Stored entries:
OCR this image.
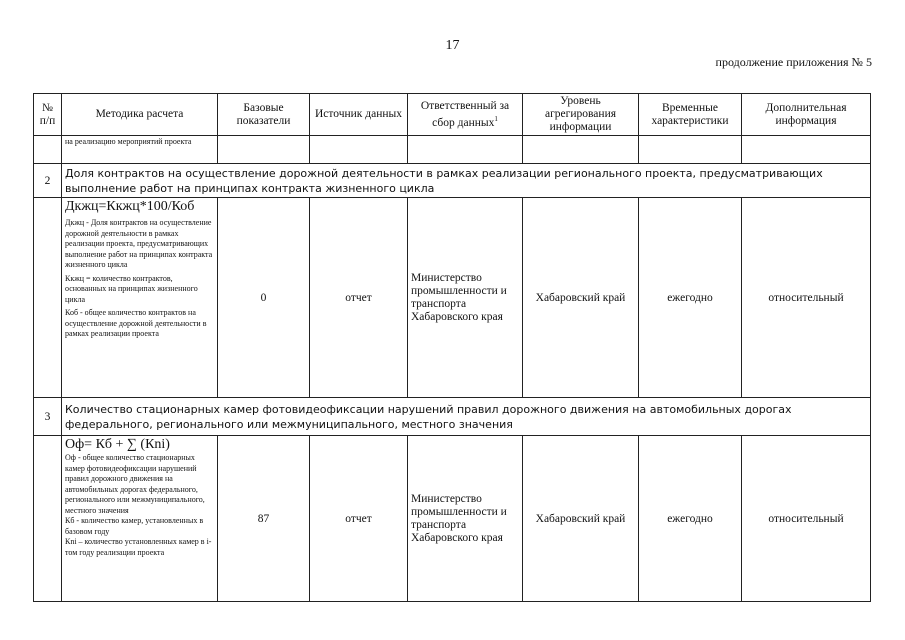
17
продолжение приложения № 5
№ п/п	Методика расчета	Базовые показатели	Источник данных	Ответственный за сбор данных$^1$	Уровень агрегирования информации	Временные характеристики	Дополнительная информация
	на реализацию мероприятий проекта						
2	Доля контрактов на осуществление дорожной деятельности в рамках реализации регионального проекта, предусматривающих выполнение работ на принципах контракта жизненного цикла						

	Дкжц=Ккжц*100/Коб

Дкжц - Доля контрактов на осуществление дорожной деятельности в рамках реализации проекта, предусматривающих выполнение работ на принципах контракта жизненного цикла

Ккжц = количество контрактов, основанных на принципах жизненного цикла

Коб - общее количество контрактов на осуществление дорожной деятельности в рамках реализации проекта	0	отчет	Министерство промышленности и транспорта Хабаровского края	Хабаровский край	ежегодно	относительный
3	Количество стационарных камер фотовидеофиксации нарушений правил дорожного движения на автомобильных дорогах федерального, регионального или межмуниципального, местного значения						

	Оф= Кб + ∑ (Кni)

Оф - общее количество стационарных камер фотовидеофиксации нарушений правил дорожного движения на автомобильных дорогах федерального, регионального или межмуниципального, местного значения

Кб - количество камер, установленных в базовом году

Кni – количество установленных камер в i-том году реализации проекта	87	отчет	Министерство промышленности и транспорта Хабаровского края	Хабаровский край	ежегодно	относительный
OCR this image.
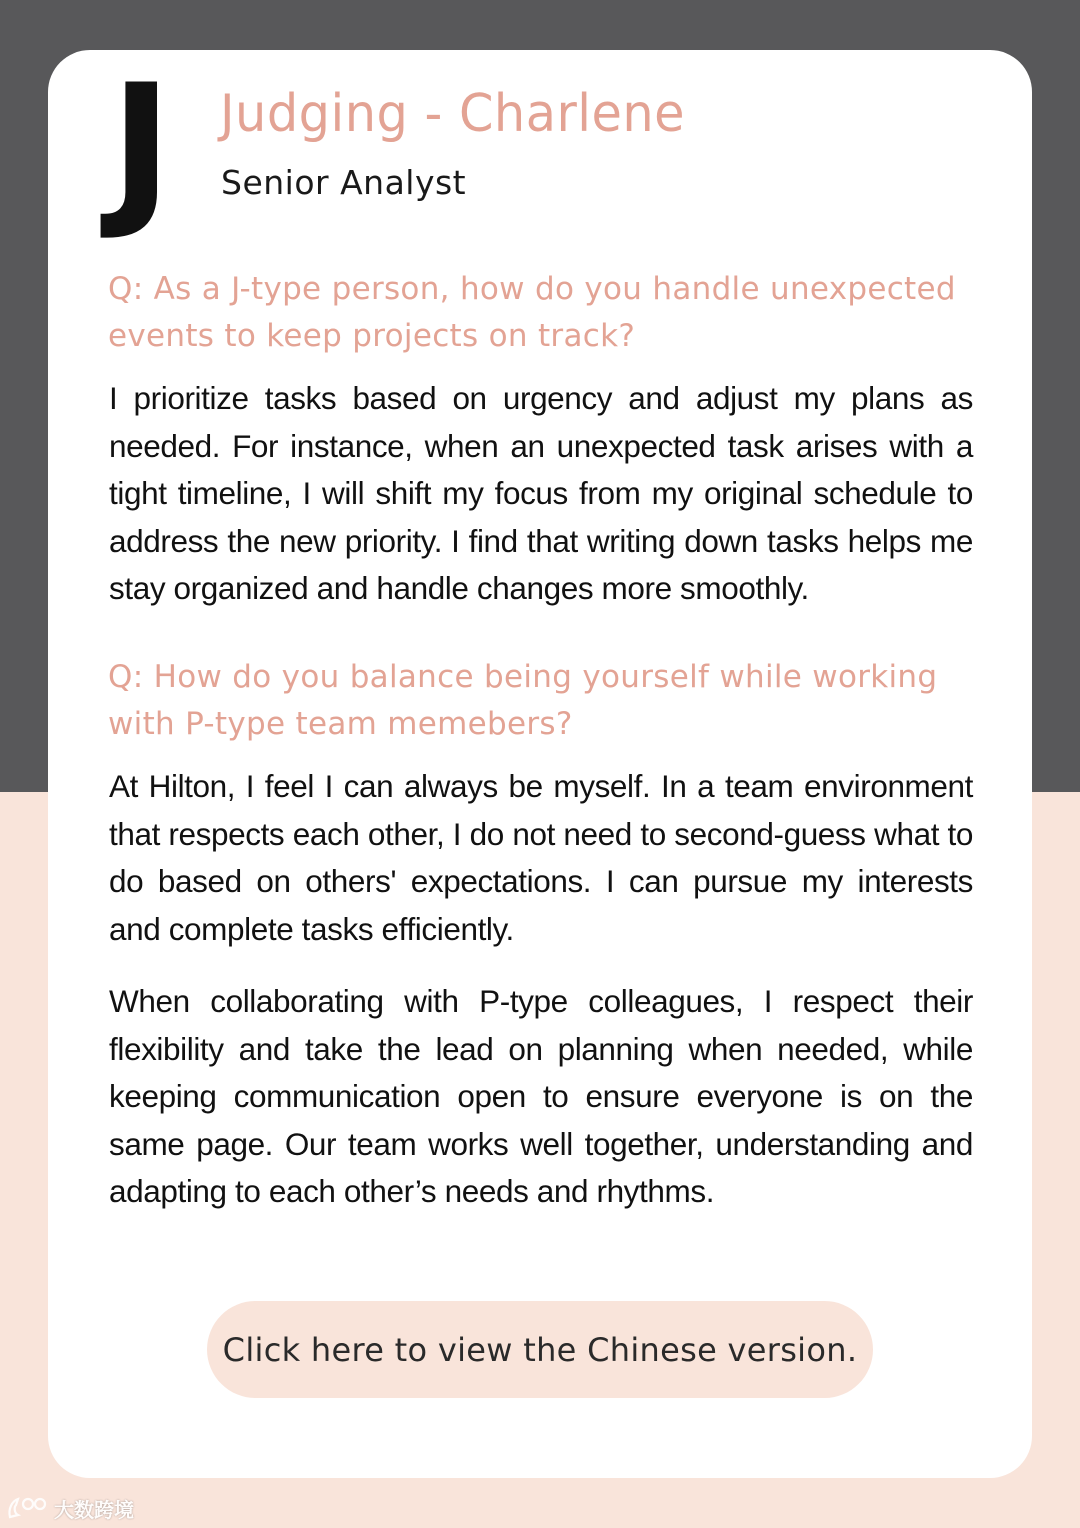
J Judging - Charlene
Senior Analyst
Q: As a J-type person, how do you handle unexpected events to keep projects on track?

I prioritize tasks based on urgency and adjust my plans as needed. For instance, when an unexpected task arises with a tight timeline, I will shift my focus from my original schedule to address the new priority. I find that writing down tasks helps me stay organized and handle changes more smoothly.

Q: How do you balance being yourself while working with P-type team memebers?

At Hilton, I feel I can always be myself. In a team environment that respects each other, I do not need to second-guess what to do based on others' expectations. I can pursue my interests and complete tasks efficiently.

When collaborating with P-type colleagues, I respect their flexibility and take the lead on planning when needed, while keeping communication open to ensure everyone is on the same page. Our team works well together, understanding and adapting to each other’s needs and rhythms.

Click here to view the Chinese version.
大数跨境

• _Given task_
Your job is to transcribe the entries above exactly; skip the pictures.

• _The response_
OCR this image.
17
продолжение приложения № 5
№ п/п	Методика расчета	Базовые показатели	Источник данных	Ответственный за сбор данных$^1$	Уровень агрегирования информации	Временные характеристики	Дополнительная информация
	на реализацию мероприятий проекта						
2	Доля контрактов на осуществление дорожной деятельности в рамках реализации регионального проекта, предусматривающих выполнение работ на принципах контракта жизненного цикла						

	Дкжц=Ккжц*100/Коб

Дкжц - Доля контрактов на осуществление дорожной деятельности в рамках реализации проекта, предусматривающих выполнение работ на принципах контракта жизненного цикла

Ккжц = количество контрактов, основанных на принципах жизненного цикла

Коб - общее количество контрактов на осуществление дорожной деятельности в рамках реализации проекта	0	отчет	Министерство промышленности и транспорта Хабаровского края	Хабаровский край	ежегодно	относительный
3	Количество стационарных камер фотовидеофиксации нарушений правил дорожного движения на автомобильных дорогах федерального, регионального или межмуниципального, местного значения						

	Оф= Кб + ∑ (Кni)

Оф - общее количество стационарных камер фотовидеофиксации нарушений правил дорожного движения на автомобильных дорогах федерального, регионального или межмуниципального, местного значения

Кб - количество камер, установленных в базовом году

Кni – количество установленных камер в i-том году реализации проекта	87	отчет	Министерство промышленности и транспорта Хабаровского края	Хабаровский край	ежегодно	относительный
OCR this image.
J Judging - Charlene
Senior Analyst
Q: As a J-type person, how do you handle unexpected events to keep projects on track?

I prioritize tasks based on urgency and adjust my plans as needed. For instance, when an unexpected task arises with a tight timeline, I will shift my focus from my original schedule to address the new priority. I find that writing down tasks helps me stay organized and handle changes more smoothly.

Q: How do you balance being yourself while working with P-type team memebers?

At Hilton, I feel I can always be myself. In a team environment that respects each other, I do not need to second-guess what to do based on others' expectations. I can pursue my interests and complete tasks efficiently.

When collaborating with P-type colleagues, I respect their flexibility and take the lead on planning when needed, while keeping communication open to ensure everyone is on the same page. Our team works well together, understanding and adapting to each other’s needs and rhythms.

Click here to view the Chinese version.
大数跨境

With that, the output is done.